_GIVEN TASK_
Give the total number of lines with the word "calligraphy" in them, and no other words.

_ITEMS_

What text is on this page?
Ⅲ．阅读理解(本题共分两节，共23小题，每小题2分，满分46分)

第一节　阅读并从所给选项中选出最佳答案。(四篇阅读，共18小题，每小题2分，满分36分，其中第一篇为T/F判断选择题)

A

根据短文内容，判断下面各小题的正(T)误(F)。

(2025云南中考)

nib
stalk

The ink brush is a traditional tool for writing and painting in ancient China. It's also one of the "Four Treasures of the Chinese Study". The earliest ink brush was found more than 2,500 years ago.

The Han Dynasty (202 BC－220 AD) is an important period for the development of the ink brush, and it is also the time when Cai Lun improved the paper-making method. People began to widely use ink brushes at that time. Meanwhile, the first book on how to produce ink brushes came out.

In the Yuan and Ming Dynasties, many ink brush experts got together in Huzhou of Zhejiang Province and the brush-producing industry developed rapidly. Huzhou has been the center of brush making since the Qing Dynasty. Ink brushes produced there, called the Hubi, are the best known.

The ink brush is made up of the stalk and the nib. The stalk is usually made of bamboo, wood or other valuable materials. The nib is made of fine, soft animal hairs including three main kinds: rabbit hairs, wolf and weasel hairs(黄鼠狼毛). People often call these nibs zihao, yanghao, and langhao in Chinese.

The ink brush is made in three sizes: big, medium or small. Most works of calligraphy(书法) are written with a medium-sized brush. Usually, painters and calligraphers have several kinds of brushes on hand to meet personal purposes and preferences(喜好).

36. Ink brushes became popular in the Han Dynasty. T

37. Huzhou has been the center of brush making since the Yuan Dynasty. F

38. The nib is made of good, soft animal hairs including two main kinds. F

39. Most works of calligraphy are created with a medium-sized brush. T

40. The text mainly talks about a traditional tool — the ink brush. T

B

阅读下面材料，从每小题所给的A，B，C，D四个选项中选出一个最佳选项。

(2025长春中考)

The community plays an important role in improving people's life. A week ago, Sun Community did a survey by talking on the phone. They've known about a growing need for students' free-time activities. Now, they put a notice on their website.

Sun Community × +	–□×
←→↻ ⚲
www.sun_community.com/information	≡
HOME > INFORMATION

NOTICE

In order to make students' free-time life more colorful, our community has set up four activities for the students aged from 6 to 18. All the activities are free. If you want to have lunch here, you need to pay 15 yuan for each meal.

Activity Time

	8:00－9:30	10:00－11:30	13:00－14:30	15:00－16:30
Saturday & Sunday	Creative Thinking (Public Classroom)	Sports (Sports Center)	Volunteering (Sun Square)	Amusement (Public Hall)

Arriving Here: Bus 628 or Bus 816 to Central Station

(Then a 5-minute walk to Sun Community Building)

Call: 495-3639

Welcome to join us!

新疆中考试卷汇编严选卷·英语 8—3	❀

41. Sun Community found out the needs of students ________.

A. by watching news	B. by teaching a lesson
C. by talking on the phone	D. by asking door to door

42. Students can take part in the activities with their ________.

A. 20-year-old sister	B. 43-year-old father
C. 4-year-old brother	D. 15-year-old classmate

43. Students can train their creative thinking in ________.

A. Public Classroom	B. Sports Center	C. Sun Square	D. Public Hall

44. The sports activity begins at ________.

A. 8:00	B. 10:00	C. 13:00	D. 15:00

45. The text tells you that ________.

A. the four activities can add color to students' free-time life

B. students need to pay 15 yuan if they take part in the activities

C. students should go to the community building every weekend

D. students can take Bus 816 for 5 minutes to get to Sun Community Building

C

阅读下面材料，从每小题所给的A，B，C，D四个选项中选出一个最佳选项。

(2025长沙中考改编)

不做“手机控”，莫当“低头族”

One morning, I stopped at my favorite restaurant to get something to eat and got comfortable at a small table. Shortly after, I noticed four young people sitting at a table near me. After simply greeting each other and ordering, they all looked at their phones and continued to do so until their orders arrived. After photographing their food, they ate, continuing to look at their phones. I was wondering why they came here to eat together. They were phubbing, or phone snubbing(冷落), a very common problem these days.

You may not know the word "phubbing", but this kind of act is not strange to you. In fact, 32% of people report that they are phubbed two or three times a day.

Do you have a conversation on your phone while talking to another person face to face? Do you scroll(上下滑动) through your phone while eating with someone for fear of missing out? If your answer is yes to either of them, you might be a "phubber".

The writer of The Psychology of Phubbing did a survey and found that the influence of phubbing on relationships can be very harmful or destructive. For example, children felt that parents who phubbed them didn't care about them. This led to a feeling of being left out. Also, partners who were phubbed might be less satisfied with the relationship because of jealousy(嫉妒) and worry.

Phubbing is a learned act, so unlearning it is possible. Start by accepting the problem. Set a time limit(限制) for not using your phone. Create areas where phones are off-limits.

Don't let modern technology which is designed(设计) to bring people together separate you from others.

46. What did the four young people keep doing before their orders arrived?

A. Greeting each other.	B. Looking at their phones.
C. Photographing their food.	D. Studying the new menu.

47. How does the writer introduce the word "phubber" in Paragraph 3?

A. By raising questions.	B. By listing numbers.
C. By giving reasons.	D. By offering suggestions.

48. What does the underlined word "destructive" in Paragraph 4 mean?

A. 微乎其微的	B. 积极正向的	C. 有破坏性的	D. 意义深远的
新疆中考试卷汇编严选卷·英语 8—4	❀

_ANSWER FOR THIS EXERCISE_
2